BEGIN INFORMATION SUPPLIED

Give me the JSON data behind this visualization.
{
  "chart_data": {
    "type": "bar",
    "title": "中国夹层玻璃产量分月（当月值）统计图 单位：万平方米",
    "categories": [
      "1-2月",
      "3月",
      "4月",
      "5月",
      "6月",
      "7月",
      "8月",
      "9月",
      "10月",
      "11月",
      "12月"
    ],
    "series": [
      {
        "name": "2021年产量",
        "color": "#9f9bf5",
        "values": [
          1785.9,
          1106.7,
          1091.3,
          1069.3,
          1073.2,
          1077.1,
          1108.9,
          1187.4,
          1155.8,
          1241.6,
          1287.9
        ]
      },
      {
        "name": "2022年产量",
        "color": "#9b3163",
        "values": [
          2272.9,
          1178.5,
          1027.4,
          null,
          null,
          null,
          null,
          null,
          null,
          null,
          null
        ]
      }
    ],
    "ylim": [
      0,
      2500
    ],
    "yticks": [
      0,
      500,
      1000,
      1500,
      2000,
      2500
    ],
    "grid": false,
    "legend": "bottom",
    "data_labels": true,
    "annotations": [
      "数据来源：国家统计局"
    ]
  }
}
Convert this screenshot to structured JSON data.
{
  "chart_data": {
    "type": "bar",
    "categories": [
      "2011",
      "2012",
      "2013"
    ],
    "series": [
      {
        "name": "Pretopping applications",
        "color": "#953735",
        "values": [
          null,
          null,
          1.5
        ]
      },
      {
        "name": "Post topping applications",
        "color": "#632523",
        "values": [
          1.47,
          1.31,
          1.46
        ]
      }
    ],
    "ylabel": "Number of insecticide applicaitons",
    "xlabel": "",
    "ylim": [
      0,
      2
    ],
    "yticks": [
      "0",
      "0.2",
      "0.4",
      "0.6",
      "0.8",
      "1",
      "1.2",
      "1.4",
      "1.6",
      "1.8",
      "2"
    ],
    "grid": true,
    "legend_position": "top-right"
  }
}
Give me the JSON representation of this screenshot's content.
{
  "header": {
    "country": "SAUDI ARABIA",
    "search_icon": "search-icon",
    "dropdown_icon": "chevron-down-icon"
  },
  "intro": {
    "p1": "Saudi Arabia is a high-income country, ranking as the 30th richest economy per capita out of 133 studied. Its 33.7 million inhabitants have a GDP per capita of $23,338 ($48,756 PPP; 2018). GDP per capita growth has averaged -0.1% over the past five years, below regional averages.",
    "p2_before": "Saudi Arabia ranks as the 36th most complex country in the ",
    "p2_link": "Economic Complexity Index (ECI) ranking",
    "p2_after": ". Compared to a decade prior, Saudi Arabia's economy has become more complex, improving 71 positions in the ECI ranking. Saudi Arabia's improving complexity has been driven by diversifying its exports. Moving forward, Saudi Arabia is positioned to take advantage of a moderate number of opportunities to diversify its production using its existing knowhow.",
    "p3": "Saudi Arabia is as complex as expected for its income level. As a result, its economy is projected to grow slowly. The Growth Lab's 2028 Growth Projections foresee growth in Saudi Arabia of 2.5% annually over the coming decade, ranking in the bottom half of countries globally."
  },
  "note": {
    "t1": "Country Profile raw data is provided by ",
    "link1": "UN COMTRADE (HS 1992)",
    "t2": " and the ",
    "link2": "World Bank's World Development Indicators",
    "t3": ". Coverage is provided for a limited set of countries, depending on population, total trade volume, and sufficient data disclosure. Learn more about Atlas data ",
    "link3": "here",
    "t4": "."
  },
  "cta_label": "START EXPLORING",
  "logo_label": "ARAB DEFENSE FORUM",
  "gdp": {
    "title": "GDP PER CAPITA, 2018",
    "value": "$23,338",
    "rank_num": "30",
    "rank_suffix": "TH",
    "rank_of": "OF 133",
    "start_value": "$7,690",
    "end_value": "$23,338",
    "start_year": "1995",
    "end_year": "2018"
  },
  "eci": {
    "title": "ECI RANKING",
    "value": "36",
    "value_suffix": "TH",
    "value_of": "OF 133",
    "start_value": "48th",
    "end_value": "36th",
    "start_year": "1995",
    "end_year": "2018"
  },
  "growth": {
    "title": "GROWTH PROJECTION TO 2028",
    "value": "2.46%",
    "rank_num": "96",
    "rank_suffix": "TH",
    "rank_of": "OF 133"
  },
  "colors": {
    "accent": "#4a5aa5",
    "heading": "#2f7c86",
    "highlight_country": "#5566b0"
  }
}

END INFORMATION SUPPLIED

Repeat all entries. Match them exactly.

Give me the JSON data behind this visualization.
{
  "chart_data": {
    "type": "bar",
    "title": "中国夹层玻璃产量分月（当月值）统计图 单位：万平方米",
    "categories": [
      "1-2月",
      "3月",
      "4月",
      "5月",
      "6月",
      "7月",
      "8月",
      "9月",
      "10月",
      "11月",
      "12月"
    ],
    "series": [
      {
        "name": "2021年产量",
        "color": "#9f9bf5",
        "values": [
          1785.9,
          1106.7,
          1091.3,
          1069.3,
          1073.2,
          1077.1,
          1108.9,
          1187.4,
          1155.8,
          1241.6,
          1287.9
        ]
      },
      {
        "name": "2022年产量",
        "color": "#9b3163",
        "values": [
          2272.9,
          1178.5,
          1027.4,
          null,
          null,
          null,
          null,
          null,
          null,
          null,
          null
        ]
      }
    ],
    "ylim": [
      0,
      2500
    ],
    "yticks": [
      0,
      500,
      1000,
      1500,
      2000,
      2500
    ],
    "grid": false,
    "legend": "bottom",
    "data_labels": true,
    "annotations": [
      "数据来源：国家统计局"
    ]
  }
}
Convert this screenshot to structured JSON data.
{
  "chart_data": {
    "type": "bar",
    "categories": [
      "2011",
      "2012",
      "2013"
    ],
    "series": [
      {
        "name": "Pretopping applications",
        "color": "#953735",
        "values": [
          null,
          null,
          1.5
        ]
      },
      {
        "name": "Post topping applications",
        "color": "#632523",
        "values": [
          1.47,
          1.31,
          1.46
        ]
      }
    ],
    "ylabel": "Number of insecticide applicaitons",
    "xlabel": "",
    "ylim": [
      0,
      2
    ],
    "yticks": [
      "0",
      "0.2",
      "0.4",
      "0.6",
      "0.8",
      "1",
      "1.2",
      "1.4",
      "1.6",
      "1.8",
      "2"
    ],
    "grid": true,
    "legend_position": "top-right"
  }
}
Give me the JSON representation of this screenshot's content.
{
  "header": {
    "country": "SAUDI ARABIA",
    "search_icon": "search-icon",
    "dropdown_icon": "chevron-down-icon"
  },
  "intro": {
    "p1": "Saudi Arabia is a high-income country, ranking as the 30th richest economy per capita out of 133 studied. Its 33.7 million inhabitants have a GDP per capita of $23,338 ($48,756 PPP; 2018). GDP per capita growth has averaged -0.1% over the past five years, below regional averages.",
    "p2_before": "Saudi Arabia ranks as the 36th most complex country in the ",
    "p2_link": "Economic Complexity Index (ECI) ranking",
    "p2_after": ". Compared to a decade prior, Saudi Arabia's economy has become more complex, improving 71 positions in the ECI ranking. Saudi Arabia's improving complexity has been driven by diversifying its exports. Moving forward, Saudi Arabia is positioned to take advantage of a moderate number of opportunities to diversify its production using its existing knowhow.",
    "p3": "Saudi Arabia is as complex as expected for its income level. As a result, its economy is projected to grow slowly. The Growth Lab's 2028 Growth Projections foresee growth in Saudi Arabia of 2.5% annually over the coming decade, ranking in the bottom half of countries globally."
  },
  "note": {
    "t1": "Country Profile raw data is provided by ",
    "link1": "UN COMTRADE (HS 1992)",
    "t2": " and the ",
    "link2": "World Bank's World Development Indicators",
    "t3": ". Coverage is provided for a limited set of countries, depending on population, total trade volume, and sufficient data disclosure. Learn more about Atlas data ",
    "link3": "here",
    "t4": "."
  },
  "cta_label": "START EXPLORING",
  "logo_label": "ARAB DEFENSE FORUM",
  "gdp": {
    "title": "GDP PER CAPITA, 2018",
    "value": "$23,338",
    "rank_num": "30",
    "rank_suffix": "TH",
    "rank_of": "OF 133",
    "start_value": "$7,690",
    "end_value": "$23,338",
    "start_year": "1995",
    "end_year": "2018"
  },
  "eci": {
    "title": "ECI RANKING",
    "value": "36",
    "value_suffix": "TH",
    "value_of": "OF 133",
    "start_value": "48th",
    "end_value": "36th",
    "start_year": "1995",
    "end_year": "2018"
  },
  "growth": {
    "title": "GROWTH PROJECTION TO 2028",
    "value": "2.46%",
    "rank_num": "96",
    "rank_suffix": "TH",
    "rank_of": "OF 133"
  },
  "colors": {
    "accent": "#4a5aa5",
    "heading": "#2f7c86",
    "highlight_country": "#5566b0"
  }
}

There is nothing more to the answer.